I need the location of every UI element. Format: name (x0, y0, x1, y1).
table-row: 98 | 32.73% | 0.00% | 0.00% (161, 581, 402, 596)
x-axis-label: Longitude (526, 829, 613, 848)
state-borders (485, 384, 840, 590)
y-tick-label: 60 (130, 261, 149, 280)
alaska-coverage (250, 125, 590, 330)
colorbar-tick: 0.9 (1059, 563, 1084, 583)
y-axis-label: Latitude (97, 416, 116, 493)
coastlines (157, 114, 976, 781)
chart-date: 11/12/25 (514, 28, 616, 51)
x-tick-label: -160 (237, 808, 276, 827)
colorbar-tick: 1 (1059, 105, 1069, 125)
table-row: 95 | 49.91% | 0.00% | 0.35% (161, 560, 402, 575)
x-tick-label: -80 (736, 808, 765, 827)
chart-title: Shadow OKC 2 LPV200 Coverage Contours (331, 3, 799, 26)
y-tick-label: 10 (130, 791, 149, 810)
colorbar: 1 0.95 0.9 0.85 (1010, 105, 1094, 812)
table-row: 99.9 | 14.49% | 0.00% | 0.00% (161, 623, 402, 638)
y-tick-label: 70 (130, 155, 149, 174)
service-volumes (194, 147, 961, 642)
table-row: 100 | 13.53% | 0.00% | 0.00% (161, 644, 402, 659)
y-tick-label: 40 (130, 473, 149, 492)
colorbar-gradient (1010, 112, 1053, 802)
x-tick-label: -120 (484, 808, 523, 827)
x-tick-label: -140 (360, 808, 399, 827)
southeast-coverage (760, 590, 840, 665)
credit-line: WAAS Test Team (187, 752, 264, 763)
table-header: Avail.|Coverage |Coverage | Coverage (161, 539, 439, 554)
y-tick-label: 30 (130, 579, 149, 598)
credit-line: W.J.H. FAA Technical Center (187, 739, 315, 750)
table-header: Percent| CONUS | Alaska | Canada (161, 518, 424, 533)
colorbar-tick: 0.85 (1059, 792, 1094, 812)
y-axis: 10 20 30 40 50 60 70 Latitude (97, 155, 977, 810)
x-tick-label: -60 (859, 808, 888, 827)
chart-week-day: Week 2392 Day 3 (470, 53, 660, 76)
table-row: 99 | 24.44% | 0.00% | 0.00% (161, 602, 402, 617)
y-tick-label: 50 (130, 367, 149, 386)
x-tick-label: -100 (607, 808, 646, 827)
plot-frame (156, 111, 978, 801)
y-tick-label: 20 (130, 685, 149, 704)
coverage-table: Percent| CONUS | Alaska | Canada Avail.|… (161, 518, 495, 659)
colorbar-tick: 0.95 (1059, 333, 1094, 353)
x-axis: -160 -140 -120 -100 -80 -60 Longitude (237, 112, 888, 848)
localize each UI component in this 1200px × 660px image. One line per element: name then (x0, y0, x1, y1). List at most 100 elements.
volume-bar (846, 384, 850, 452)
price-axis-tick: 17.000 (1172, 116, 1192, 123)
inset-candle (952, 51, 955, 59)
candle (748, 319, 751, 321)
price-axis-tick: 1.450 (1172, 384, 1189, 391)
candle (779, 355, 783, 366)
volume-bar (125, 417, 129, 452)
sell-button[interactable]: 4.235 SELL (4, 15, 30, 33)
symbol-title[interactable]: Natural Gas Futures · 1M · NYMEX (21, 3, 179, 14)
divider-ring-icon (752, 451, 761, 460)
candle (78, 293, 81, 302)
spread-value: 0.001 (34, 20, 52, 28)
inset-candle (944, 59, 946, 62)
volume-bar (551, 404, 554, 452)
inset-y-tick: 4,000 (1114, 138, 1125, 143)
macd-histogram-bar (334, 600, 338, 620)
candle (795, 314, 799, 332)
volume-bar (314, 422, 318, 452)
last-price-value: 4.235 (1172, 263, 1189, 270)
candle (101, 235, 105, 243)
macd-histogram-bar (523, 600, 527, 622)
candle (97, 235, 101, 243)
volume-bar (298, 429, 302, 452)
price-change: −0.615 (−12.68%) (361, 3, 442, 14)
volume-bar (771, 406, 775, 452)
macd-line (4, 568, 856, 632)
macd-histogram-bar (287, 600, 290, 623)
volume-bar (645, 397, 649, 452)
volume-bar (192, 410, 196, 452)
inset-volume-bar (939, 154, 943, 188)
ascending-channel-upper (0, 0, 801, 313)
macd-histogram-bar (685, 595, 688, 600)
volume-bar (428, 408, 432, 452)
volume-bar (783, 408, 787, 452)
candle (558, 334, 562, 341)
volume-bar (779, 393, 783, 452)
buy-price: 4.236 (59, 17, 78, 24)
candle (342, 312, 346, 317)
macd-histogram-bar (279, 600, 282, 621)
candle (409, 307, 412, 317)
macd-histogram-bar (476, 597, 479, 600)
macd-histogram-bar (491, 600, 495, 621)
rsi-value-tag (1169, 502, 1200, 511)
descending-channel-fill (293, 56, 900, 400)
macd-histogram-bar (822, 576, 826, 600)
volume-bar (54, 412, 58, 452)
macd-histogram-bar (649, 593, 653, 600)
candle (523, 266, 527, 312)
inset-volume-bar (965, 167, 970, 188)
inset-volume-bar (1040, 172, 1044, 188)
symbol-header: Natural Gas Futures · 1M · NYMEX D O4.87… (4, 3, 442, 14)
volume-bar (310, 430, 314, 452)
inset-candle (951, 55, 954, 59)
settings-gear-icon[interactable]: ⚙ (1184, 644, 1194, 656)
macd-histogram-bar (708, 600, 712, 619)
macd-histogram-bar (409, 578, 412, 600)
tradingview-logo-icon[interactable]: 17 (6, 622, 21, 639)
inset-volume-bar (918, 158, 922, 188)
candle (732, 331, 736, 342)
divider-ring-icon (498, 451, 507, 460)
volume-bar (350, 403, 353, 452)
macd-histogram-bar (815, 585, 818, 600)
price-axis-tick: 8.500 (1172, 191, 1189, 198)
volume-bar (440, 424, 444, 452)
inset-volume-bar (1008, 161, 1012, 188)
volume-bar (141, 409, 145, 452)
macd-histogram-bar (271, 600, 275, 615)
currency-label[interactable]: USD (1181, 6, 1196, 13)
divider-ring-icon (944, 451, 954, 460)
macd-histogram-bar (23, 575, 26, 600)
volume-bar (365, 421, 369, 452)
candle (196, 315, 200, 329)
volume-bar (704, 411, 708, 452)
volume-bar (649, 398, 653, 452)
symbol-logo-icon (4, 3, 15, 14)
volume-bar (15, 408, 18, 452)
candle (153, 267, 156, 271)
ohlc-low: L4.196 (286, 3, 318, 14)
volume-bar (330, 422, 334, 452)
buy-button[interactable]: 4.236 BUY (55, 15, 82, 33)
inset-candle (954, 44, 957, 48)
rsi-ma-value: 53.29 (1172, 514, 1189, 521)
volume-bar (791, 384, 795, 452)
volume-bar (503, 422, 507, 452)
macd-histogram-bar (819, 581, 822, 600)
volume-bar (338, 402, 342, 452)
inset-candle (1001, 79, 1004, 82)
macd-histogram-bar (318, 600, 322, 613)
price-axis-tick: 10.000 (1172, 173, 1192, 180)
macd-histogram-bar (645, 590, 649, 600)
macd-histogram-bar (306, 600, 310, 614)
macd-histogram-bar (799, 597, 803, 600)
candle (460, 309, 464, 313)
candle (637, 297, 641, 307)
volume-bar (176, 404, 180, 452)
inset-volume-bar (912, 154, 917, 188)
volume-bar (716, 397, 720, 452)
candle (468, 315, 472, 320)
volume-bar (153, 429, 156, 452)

++++

§ Task description:
Return, unchanged, every line from the start of the records up to and including the line with "coastlines (157, 114, 976, 781)".

§ Solution to the problem:
I need the location of every UI element. Format: name (x0, y0, x1, y1).
table-row: 98 | 32.73% | 0.00% | 0.00% (161, 581, 402, 596)
x-axis-label: Longitude (526, 829, 613, 848)
state-borders (485, 384, 840, 590)
y-tick-label: 60 (130, 261, 149, 280)
alaska-coverage (250, 125, 590, 330)
colorbar-tick: 0.9 (1059, 563, 1084, 583)
y-axis-label: Latitude (97, 416, 116, 493)
coastlines (157, 114, 976, 781)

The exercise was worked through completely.